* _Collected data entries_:
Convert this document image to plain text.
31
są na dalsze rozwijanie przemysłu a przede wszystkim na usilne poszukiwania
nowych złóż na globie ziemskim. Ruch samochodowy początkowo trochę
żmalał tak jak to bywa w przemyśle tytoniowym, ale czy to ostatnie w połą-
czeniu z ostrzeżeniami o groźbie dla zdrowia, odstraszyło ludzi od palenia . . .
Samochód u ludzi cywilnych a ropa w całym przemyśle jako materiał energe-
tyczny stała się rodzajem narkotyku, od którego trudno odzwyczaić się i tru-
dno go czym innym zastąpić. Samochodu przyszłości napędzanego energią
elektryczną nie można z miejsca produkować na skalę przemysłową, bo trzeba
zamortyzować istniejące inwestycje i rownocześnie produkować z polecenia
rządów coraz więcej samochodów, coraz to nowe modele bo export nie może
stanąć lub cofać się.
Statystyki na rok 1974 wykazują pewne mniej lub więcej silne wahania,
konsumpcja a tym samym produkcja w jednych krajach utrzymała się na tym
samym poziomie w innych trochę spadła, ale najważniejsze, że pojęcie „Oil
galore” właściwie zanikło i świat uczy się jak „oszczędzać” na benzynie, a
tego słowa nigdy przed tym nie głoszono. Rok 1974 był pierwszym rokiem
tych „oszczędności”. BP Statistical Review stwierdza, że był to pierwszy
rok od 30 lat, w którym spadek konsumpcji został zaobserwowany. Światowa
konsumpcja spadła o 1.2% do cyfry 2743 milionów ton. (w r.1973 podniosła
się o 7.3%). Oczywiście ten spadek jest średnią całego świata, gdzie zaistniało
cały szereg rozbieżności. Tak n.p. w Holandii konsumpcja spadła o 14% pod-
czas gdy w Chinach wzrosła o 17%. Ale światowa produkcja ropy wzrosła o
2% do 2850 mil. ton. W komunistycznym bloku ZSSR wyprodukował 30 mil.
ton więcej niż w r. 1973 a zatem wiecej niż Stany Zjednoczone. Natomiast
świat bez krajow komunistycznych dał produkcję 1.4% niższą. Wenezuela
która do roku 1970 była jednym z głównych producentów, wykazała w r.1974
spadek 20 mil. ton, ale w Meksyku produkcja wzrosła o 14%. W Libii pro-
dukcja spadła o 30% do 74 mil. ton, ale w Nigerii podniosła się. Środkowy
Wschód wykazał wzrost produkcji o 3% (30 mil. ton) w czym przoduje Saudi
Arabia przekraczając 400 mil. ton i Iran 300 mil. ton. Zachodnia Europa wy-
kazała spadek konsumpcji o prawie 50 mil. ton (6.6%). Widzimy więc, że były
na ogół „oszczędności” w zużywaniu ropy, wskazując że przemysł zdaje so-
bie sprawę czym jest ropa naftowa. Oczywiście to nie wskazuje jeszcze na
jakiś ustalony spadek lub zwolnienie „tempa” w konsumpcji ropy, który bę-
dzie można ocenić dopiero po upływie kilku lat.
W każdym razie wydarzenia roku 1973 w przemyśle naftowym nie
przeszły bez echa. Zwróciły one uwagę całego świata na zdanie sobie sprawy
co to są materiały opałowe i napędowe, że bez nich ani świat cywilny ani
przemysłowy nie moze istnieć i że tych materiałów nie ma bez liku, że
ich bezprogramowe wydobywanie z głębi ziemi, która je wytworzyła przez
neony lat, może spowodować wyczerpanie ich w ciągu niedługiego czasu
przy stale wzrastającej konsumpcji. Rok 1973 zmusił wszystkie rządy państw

* _Your instructions_:
Return each entry from the material above exactly as it appears.

* _Output_:
Convert this document image to plain text.
31
są na dalsze rozwijanie przemysłu a przede wszystkim na usilne poszukiwania
nowych złóż na globie ziemskim. Ruch samochodowy początkowo trochę
żmalał tak jak to bywa w przemyśle tytoniowym, ale czy to ostatnie w połą-
czeniu z ostrzeżeniami o groźbie dla zdrowia, odstraszyło ludzi od palenia . . .
Samochód u ludzi cywilnych a ropa w całym przemyśle jako materiał energe-
tyczny stała się rodzajem narkotyku, od którego trudno odzwyczaić się i tru-
dno go czym innym zastąpić. Samochodu przyszłości napędzanego energią
elektryczną nie można z miejsca produkować na skalę przemysłową, bo trzeba
zamortyzować istniejące inwestycje i rownocześnie produkować z polecenia
rządów coraz więcej samochodów, coraz to nowe modele bo export nie może
stanąć lub cofać się.
Statystyki na rok 1974 wykazują pewne mniej lub więcej silne wahania,
konsumpcja a tym samym produkcja w jednych krajach utrzymała się na tym
samym poziomie w innych trochę spadła, ale najważniejsze, że pojęcie „Oil
galore” właściwie zanikło i świat uczy się jak „oszczędzać” na benzynie, a
tego słowa nigdy przed tym nie głoszono. Rok 1974 był pierwszym rokiem
tych „oszczędności”. BP Statistical Review stwierdza, że był to pierwszy
rok od 30 lat, w którym spadek konsumpcji został zaobserwowany. Światowa
konsumpcja spadła o 1.2% do cyfry 2743 milionów ton. (w r.1973 podniosła
się o 7.3%). Oczywiście ten spadek jest średnią całego świata, gdzie zaistniało
cały szereg rozbieżności. Tak n.p. w Holandii konsumpcja spadła o 14% pod-
czas gdy w Chinach wzrosła o 17%. Ale światowa produkcja ropy wzrosła o
2% do 2850 mil. ton. W komunistycznym bloku ZSSR wyprodukował 30 mil.
ton więcej niż w r. 1973 a zatem wiecej niż Stany Zjednoczone. Natomiast
świat bez krajow komunistycznych dał produkcję 1.4% niższą. Wenezuela
która do roku 1970 była jednym z głównych producentów, wykazała w r.1974
spadek 20 mil. ton, ale w Meksyku produkcja wzrosła o 14%. W Libii pro-
dukcja spadła o 30% do 74 mil. ton, ale w Nigerii podniosła się. Środkowy
Wschód wykazał wzrost produkcji o 3% (30 mil. ton) w czym przoduje Saudi
Arabia przekraczając 400 mil. ton i Iran 300 mil. ton. Zachodnia Europa wy-
kazała spadek konsumpcji o prawie 50 mil. ton (6.6%). Widzimy więc, że były
na ogół „oszczędności” w zużywaniu ropy, wskazując że przemysł zdaje so-
bie sprawę czym jest ropa naftowa. Oczywiście to nie wskazuje jeszcze na
jakiś ustalony spadek lub zwolnienie „tempa” w konsumpcji ropy, który bę-
dzie można ocenić dopiero po upływie kilku lat.
W każdym razie wydarzenia roku 1973 w przemyśle naftowym nie
przeszły bez echa. Zwróciły one uwagę całego świata na zdanie sobie sprawy
co to są materiały opałowe i napędowe, że bez nich ani świat cywilny ani
przemysłowy nie moze istnieć i że tych materiałów nie ma bez liku, że
ich bezprogramowe wydobywanie z głębi ziemi, która je wytworzyła przez
neony lat, może spowodować wyczerpanie ich w ciągu niedługiego czasu
przy stale wzrastającej konsumpcji. Rok 1973 zmusił wszystkie rządy państw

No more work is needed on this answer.